- Stated task
Without altering anything, output the material below.

(begin)

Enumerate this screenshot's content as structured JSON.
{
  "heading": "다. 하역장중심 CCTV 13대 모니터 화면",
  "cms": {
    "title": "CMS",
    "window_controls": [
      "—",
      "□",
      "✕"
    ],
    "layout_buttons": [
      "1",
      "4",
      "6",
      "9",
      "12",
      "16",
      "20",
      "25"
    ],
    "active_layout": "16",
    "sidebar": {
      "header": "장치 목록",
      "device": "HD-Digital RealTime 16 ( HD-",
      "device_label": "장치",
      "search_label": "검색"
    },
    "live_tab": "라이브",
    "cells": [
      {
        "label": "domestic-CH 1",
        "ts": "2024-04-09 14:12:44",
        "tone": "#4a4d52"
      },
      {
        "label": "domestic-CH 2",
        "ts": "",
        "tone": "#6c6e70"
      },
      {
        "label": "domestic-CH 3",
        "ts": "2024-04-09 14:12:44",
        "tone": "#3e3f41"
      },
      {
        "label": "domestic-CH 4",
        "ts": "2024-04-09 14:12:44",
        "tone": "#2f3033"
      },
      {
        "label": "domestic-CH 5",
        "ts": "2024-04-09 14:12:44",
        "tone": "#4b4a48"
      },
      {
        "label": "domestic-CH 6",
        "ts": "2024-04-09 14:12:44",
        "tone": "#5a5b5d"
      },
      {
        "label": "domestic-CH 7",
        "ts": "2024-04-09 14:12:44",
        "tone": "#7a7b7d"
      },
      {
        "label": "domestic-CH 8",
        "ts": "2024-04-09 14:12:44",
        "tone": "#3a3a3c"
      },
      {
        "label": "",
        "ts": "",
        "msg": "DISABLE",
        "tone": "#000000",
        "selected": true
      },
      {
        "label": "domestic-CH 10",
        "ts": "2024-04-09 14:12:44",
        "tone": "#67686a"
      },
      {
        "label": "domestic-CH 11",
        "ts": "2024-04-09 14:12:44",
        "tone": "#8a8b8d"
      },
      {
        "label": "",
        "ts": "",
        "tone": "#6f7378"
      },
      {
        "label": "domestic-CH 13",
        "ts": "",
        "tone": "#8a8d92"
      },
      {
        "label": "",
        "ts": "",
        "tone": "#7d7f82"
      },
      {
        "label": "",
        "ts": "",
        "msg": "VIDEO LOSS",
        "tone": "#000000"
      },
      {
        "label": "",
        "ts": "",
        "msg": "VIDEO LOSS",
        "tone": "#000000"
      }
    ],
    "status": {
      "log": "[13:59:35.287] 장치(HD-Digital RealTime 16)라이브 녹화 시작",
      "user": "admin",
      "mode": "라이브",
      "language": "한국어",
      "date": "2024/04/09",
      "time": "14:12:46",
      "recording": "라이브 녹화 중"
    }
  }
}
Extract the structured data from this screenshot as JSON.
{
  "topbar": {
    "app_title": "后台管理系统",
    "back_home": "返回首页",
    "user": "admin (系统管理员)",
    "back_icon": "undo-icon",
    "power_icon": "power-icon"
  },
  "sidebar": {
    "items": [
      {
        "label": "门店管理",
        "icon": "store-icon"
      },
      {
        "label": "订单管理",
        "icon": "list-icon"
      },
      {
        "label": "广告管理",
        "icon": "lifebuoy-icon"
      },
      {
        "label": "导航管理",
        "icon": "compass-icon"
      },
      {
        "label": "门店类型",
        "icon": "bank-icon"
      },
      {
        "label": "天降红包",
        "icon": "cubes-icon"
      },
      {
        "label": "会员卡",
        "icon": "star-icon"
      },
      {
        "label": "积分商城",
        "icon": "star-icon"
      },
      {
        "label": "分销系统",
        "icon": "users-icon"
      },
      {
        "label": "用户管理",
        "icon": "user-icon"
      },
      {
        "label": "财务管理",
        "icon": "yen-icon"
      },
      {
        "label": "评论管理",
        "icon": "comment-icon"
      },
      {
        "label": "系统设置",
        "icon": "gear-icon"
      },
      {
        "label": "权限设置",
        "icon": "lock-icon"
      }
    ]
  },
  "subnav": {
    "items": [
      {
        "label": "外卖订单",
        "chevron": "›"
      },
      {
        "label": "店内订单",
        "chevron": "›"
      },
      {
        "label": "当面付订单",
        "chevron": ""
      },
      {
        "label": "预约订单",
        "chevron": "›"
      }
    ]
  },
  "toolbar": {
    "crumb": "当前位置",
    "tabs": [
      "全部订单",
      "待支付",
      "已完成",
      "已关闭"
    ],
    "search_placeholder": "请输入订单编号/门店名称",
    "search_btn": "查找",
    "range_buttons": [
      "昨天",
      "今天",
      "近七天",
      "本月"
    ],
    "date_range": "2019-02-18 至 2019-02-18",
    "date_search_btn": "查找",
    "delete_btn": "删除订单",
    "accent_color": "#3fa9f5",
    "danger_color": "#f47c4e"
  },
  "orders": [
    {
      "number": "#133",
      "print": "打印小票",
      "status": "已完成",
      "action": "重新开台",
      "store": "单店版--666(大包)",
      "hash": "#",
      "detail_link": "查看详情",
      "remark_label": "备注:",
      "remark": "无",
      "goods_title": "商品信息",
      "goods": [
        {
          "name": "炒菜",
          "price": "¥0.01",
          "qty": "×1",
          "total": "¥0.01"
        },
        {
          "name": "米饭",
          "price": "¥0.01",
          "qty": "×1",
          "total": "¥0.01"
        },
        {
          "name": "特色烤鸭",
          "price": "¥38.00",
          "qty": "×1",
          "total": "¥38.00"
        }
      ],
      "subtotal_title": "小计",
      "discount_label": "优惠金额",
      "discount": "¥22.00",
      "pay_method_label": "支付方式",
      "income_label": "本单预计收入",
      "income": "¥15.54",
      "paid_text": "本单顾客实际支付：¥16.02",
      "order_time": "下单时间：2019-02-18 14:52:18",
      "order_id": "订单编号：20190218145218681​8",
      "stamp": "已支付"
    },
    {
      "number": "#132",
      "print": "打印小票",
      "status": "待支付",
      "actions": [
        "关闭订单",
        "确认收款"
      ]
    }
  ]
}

(end)

- Response to this task
Enumerate this screenshot's content as structured JSON.
{
  "heading": "다. 하역장중심 CCTV 13대 모니터 화면",
  "cms": {
    "title": "CMS",
    "window_controls": [
      "—",
      "□",
      "✕"
    ],
    "layout_buttons": [
      "1",
      "4",
      "6",
      "9",
      "12",
      "16",
      "20",
      "25"
    ],
    "active_layout": "16",
    "sidebar": {
      "header": "장치 목록",
      "device": "HD-Digital RealTime 16 ( HD-",
      "device_label": "장치",
      "search_label": "검색"
    },
    "live_tab": "라이브",
    "cells": [
      {
        "label": "domestic-CH 1",
        "ts": "2024-04-09 14:12:44",
        "tone": "#4a4d52"
      },
      {
        "label": "domestic-CH 2",
        "ts": "",
        "tone": "#6c6e70"
      },
      {
        "label": "domestic-CH 3",
        "ts": "2024-04-09 14:12:44",
        "tone": "#3e3f41"
      },
      {
        "label": "domestic-CH 4",
        "ts": "2024-04-09 14:12:44",
        "tone": "#2f3033"
      },
      {
        "label": "domestic-CH 5",
        "ts": "2024-04-09 14:12:44",
        "tone": "#4b4a48"
      },
      {
        "label": "domestic-CH 6",
        "ts": "2024-04-09 14:12:44",
        "tone": "#5a5b5d"
      },
      {
        "label": "domestic-CH 7",
        "ts": "2024-04-09 14:12:44",
        "tone": "#7a7b7d"
      },
      {
        "label": "domestic-CH 8",
        "ts": "2024-04-09 14:12:44",
        "tone": "#3a3a3c"
      },
      {
        "label": "",
        "ts": "",
        "msg": "DISABLE",
        "tone": "#000000",
        "selected": true
      },
      {
        "label": "domestic-CH 10",
        "ts": "2024-04-09 14:12:44",
        "tone": "#67686a"
      },
      {
        "label": "domestic-CH 11",
        "ts": "2024-04-09 14:12:44",
        "tone": "#8a8b8d"
      },
      {
        "label": "",
        "ts": "",
        "tone": "#6f7378"
      },
      {
        "label": "domestic-CH 13",
        "ts": "",
        "tone": "#8a8d92"
      },
      {
        "label": "",
        "ts": "",
        "tone": "#7d7f82"
      },
      {
        "label": "",
        "ts": "",
        "msg": "VIDEO LOSS",
        "tone": "#000000"
      },
      {
        "label": "",
        "ts": "",
        "msg": "VIDEO LOSS",
        "tone": "#000000"
      }
    ],
    "status": {
      "log": "[13:59:35.287] 장치(HD-Digital RealTime 16)라이브 녹화 시작",
      "user": "admin",
      "mode": "라이브",
      "language": "한국어",
      "date": "2024/04/09",
      "time": "14:12:46",
      "recording": "라이브 녹화 중"
    }
  }
}
Extract the structured data from this screenshot as JSON.
{
  "topbar": {
    "app_title": "后台管理系统",
    "back_home": "返回首页",
    "user": "admin (系统管理员)",
    "back_icon": "undo-icon",
    "power_icon": "power-icon"
  },
  "sidebar": {
    "items": [
      {
        "label": "门店管理",
        "icon": "store-icon"
      },
      {
        "label": "订单管理",
        "icon": "list-icon"
      },
      {
        "label": "广告管理",
        "icon": "lifebuoy-icon"
      },
      {
        "label": "导航管理",
        "icon": "compass-icon"
      },
      {
        "label": "门店类型",
        "icon": "bank-icon"
      },
      {
        "label": "天降红包",
        "icon": "cubes-icon"
      },
      {
        "label": "会员卡",
        "icon": "star-icon"
      },
      {
        "label": "积分商城",
        "icon": "star-icon"
      },
      {
        "label": "分销系统",
        "icon": "users-icon"
      },
      {
        "label": "用户管理",
        "icon": "user-icon"
      },
      {
        "label": "财务管理",
        "icon": "yen-icon"
      },
      {
        "label": "评论管理",
        "icon": "comment-icon"
      },
      {
        "label": "系统设置",
        "icon": "gear-icon"
      },
      {
        "label": "权限设置",
        "icon": "lock-icon"
      }
    ]
  },
  "subnav": {
    "items": [
      {
        "label": "外卖订单",
        "chevron": "›"
      },
      {
        "label": "店内订单",
        "chevron": "›"
      },
      {
        "label": "当面付订单",
        "chevron": ""
      },
      {
        "label": "预约订单",
        "chevron": "›"
      }
    ]
  },
  "toolbar": {
    "crumb": "当前位置",
    "tabs": [
      "全部订单",
      "待支付",
      "已完成",
      "已关闭"
    ],
    "search_placeholder": "请输入订单编号/门店名称",
    "search_btn": "查找",
    "range_buttons": [
      "昨天",
      "今天",
      "近七天",
      "本月"
    ],
    "date_range": "2019-02-18 至 2019-02-18",
    "date_search_btn": "查找",
    "delete_btn": "删除订单",
    "accent_color": "#3fa9f5",
    "danger_color": "#f47c4e"
  },
  "orders": [
    {
      "number": "#133",
      "print": "打印小票",
      "status": "已完成",
      "action": "重新开台",
      "store": "单店版--666(大包)",
      "hash": "#",
      "detail_link": "查看详情",
      "remark_label": "备注:",
      "remark": "无",
      "goods_title": "商品信息",
      "goods": [
        {
          "name": "炒菜",
          "price": "¥0.01",
          "qty": "×1",
          "total": "¥0.01"
        },
        {
          "name": "米饭",
          "price": "¥0.01",
          "qty": "×1",
          "total": "¥0.01"
        },
        {
          "name": "特色烤鸭",
          "price": "¥38.00",
          "qty": "×1",
          "total": "¥38.00"
        }
      ],
      "subtotal_title": "小计",
      "discount_label": "优惠金额",
      "discount": "¥22.00",
      "pay_method_label": "支付方式",
      "income_label": "本单预计收入",
      "income": "¥15.54",
      "paid_text": "本单顾客实际支付：¥16.02",
      "order_time": "下单时间：2019-02-18 14:52:18",
      "order_id": "订单编号：20190218145218681​8",
      "stamp": "已支付"
    },
    {
      "number": "#132",
      "print": "打印小票",
      "status": "待支付",
      "actions": [
        "关闭订单",
        "确认收款"
      ]
    }
  ]
}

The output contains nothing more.